▶ **What the task requires**:
Select the lines that contain "color" and copy each of them.

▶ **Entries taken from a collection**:
__________

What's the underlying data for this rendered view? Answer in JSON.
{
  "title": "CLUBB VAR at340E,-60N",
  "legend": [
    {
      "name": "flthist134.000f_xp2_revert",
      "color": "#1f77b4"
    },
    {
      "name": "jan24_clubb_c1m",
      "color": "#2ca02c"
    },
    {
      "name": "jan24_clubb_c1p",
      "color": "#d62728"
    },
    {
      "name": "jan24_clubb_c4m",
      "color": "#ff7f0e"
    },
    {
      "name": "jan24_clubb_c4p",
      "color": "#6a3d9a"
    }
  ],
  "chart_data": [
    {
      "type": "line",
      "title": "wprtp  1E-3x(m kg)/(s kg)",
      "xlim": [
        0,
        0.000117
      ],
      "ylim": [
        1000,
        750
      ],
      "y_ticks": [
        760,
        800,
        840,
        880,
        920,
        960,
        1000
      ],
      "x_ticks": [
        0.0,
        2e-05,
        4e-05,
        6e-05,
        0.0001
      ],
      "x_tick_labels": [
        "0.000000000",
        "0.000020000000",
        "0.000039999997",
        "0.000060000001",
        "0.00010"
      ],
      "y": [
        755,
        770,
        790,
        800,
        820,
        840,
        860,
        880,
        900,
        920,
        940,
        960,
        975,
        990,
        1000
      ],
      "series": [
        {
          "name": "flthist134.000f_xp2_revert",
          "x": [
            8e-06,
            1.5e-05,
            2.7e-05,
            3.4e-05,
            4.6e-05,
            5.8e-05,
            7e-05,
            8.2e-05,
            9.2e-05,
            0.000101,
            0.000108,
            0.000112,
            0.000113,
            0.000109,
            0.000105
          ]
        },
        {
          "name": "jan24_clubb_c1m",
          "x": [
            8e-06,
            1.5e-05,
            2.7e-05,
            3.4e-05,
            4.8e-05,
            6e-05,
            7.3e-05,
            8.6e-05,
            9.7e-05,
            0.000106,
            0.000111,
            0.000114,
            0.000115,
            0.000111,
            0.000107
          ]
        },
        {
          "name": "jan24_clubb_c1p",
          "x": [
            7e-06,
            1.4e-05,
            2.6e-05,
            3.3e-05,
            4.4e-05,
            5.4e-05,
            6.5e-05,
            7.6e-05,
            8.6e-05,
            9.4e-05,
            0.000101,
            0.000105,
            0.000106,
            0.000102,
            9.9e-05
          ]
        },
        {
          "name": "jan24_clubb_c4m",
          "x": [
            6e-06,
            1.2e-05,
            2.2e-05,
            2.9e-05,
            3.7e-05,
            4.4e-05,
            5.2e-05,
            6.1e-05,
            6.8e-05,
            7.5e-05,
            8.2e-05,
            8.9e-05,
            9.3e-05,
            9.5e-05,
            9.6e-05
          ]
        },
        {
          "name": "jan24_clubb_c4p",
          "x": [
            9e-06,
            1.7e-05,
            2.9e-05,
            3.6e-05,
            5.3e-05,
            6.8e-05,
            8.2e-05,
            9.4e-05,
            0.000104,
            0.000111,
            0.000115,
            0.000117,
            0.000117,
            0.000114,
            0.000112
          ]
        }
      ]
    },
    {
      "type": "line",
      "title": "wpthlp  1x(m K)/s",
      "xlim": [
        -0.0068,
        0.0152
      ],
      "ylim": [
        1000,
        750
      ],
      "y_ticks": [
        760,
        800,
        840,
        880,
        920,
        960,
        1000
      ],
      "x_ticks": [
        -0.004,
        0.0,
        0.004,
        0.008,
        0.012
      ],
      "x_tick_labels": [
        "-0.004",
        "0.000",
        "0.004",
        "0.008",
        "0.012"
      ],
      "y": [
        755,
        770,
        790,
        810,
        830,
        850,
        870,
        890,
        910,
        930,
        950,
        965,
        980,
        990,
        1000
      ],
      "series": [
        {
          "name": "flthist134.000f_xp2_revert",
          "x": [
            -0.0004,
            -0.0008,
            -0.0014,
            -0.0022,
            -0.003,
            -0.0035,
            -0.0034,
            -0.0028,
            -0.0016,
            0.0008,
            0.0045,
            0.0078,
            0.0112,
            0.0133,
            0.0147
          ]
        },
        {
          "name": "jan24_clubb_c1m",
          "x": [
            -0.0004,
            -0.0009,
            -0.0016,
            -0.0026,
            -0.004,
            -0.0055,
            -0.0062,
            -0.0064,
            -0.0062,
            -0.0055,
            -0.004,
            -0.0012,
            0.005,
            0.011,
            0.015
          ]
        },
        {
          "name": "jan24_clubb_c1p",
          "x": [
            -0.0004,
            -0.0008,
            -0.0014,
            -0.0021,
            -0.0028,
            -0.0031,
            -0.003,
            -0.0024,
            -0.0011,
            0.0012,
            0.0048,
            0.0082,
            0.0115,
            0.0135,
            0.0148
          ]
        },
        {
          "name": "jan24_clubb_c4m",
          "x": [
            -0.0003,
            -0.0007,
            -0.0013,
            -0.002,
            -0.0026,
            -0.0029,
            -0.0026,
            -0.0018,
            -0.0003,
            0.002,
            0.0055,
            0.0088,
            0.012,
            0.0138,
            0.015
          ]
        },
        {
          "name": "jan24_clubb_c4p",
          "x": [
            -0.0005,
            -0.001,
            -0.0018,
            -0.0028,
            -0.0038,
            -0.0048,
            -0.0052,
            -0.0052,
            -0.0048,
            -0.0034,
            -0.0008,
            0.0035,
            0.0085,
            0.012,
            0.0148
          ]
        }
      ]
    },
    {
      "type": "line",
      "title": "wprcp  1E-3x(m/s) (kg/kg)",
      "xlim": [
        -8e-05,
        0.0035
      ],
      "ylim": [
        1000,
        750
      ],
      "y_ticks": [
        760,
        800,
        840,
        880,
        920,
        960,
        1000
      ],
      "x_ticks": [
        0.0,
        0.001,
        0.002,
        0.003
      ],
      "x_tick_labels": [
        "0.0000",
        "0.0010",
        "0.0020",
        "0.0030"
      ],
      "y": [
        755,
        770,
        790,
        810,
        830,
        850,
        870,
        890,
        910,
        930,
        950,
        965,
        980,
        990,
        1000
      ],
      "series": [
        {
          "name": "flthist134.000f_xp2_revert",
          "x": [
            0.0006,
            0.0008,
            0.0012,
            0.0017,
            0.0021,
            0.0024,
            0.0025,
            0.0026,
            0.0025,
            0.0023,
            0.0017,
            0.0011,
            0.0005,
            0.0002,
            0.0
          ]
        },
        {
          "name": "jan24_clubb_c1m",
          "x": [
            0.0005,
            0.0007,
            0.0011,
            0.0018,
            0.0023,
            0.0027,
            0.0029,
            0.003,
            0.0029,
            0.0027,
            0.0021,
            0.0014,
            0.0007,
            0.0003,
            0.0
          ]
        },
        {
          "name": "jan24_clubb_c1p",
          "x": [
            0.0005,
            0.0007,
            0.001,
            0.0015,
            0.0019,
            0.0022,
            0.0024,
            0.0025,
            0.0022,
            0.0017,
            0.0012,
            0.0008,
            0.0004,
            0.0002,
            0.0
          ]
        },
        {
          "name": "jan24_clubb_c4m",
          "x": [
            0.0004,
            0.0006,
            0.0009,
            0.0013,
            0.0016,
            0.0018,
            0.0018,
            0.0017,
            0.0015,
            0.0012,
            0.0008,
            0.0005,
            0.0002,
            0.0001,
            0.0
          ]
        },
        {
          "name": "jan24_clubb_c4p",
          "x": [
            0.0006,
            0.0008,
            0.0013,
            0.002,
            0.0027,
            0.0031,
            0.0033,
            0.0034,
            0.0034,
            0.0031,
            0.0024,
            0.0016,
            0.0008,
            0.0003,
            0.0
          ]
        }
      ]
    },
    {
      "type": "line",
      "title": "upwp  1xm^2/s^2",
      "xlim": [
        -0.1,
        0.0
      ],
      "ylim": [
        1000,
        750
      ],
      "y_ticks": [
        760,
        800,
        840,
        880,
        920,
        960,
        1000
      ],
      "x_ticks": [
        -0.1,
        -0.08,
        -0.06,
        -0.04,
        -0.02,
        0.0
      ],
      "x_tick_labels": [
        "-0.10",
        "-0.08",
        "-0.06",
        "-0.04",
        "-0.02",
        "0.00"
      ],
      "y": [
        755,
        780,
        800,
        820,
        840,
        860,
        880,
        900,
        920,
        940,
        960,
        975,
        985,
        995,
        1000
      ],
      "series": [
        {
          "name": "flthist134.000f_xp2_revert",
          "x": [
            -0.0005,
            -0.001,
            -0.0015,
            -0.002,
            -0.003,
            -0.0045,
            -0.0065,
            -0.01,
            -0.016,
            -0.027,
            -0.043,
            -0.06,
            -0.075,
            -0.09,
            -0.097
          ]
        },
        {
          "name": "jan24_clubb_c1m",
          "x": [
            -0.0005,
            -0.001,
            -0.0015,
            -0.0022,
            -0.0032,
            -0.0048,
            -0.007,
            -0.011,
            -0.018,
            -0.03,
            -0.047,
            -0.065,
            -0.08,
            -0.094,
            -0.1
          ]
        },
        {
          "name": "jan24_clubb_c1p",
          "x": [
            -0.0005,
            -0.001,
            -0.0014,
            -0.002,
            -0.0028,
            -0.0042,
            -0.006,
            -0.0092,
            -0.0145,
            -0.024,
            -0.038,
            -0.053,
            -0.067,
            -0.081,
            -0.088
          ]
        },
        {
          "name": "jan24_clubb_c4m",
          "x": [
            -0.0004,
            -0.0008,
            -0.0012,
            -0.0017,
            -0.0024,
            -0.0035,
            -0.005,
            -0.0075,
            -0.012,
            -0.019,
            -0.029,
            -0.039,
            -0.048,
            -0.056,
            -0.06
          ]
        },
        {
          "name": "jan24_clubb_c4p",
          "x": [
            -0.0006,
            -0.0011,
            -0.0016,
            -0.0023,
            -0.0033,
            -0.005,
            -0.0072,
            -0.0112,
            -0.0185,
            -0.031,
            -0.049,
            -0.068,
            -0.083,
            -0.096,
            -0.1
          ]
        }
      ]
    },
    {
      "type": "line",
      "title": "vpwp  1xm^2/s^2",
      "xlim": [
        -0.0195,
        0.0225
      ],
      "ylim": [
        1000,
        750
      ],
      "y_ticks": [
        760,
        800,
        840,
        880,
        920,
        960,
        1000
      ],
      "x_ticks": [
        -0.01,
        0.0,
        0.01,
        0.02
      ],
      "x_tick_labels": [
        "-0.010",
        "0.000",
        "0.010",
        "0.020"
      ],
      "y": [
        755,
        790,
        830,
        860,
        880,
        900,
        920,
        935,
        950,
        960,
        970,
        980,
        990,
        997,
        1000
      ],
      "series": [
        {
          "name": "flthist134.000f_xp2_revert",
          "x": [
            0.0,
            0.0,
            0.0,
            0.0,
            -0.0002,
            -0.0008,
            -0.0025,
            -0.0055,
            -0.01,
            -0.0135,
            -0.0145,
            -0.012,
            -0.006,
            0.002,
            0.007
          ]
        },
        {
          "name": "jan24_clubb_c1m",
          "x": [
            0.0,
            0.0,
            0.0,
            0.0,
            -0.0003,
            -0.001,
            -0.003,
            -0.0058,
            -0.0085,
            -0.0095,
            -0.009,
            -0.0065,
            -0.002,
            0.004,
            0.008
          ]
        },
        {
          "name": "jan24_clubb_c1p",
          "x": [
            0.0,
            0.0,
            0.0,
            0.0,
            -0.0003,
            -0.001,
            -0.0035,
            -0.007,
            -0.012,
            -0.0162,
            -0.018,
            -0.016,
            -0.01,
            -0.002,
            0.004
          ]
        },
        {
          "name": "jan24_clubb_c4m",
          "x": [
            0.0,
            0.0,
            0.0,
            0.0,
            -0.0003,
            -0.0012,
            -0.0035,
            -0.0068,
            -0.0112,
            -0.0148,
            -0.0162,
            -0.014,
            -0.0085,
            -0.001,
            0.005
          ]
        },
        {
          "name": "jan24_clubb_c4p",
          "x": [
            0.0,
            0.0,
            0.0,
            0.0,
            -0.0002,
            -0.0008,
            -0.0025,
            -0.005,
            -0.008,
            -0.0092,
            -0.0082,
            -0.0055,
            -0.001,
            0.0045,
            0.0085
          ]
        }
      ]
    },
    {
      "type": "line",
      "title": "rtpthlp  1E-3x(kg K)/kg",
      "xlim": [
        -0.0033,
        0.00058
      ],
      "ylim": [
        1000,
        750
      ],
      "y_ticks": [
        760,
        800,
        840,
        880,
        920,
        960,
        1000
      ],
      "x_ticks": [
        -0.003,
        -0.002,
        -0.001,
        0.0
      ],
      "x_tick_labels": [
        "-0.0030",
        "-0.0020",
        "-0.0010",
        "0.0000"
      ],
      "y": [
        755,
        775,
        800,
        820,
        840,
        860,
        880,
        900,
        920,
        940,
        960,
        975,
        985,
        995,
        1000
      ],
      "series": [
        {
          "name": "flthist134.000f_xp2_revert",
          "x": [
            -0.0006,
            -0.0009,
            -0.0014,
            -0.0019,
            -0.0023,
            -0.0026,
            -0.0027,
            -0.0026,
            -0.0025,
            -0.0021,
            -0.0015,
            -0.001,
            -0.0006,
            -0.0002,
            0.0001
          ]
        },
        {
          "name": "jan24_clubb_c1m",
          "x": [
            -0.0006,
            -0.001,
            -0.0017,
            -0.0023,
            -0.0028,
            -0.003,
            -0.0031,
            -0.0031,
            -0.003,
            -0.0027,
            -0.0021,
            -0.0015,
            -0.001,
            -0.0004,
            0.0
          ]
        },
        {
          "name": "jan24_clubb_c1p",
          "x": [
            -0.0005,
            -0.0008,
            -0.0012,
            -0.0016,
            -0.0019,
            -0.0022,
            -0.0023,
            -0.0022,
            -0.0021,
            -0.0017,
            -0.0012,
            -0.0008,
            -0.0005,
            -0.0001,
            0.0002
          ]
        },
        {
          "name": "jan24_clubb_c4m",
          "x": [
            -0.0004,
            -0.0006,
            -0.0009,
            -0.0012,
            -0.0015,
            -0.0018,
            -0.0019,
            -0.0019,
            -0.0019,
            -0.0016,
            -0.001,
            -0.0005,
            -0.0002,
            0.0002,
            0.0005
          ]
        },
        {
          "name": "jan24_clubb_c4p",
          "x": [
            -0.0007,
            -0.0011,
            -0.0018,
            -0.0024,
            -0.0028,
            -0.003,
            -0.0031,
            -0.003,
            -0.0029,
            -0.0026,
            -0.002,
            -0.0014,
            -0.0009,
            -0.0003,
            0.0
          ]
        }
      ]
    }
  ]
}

__________

▶ **Solution to the exercise**:
      "color": "#1f77b4"
      "color": "#2ca02c"
      "color": "#d62728"
      "color": "#ff7f0e"
      "color": "#6a3d9a"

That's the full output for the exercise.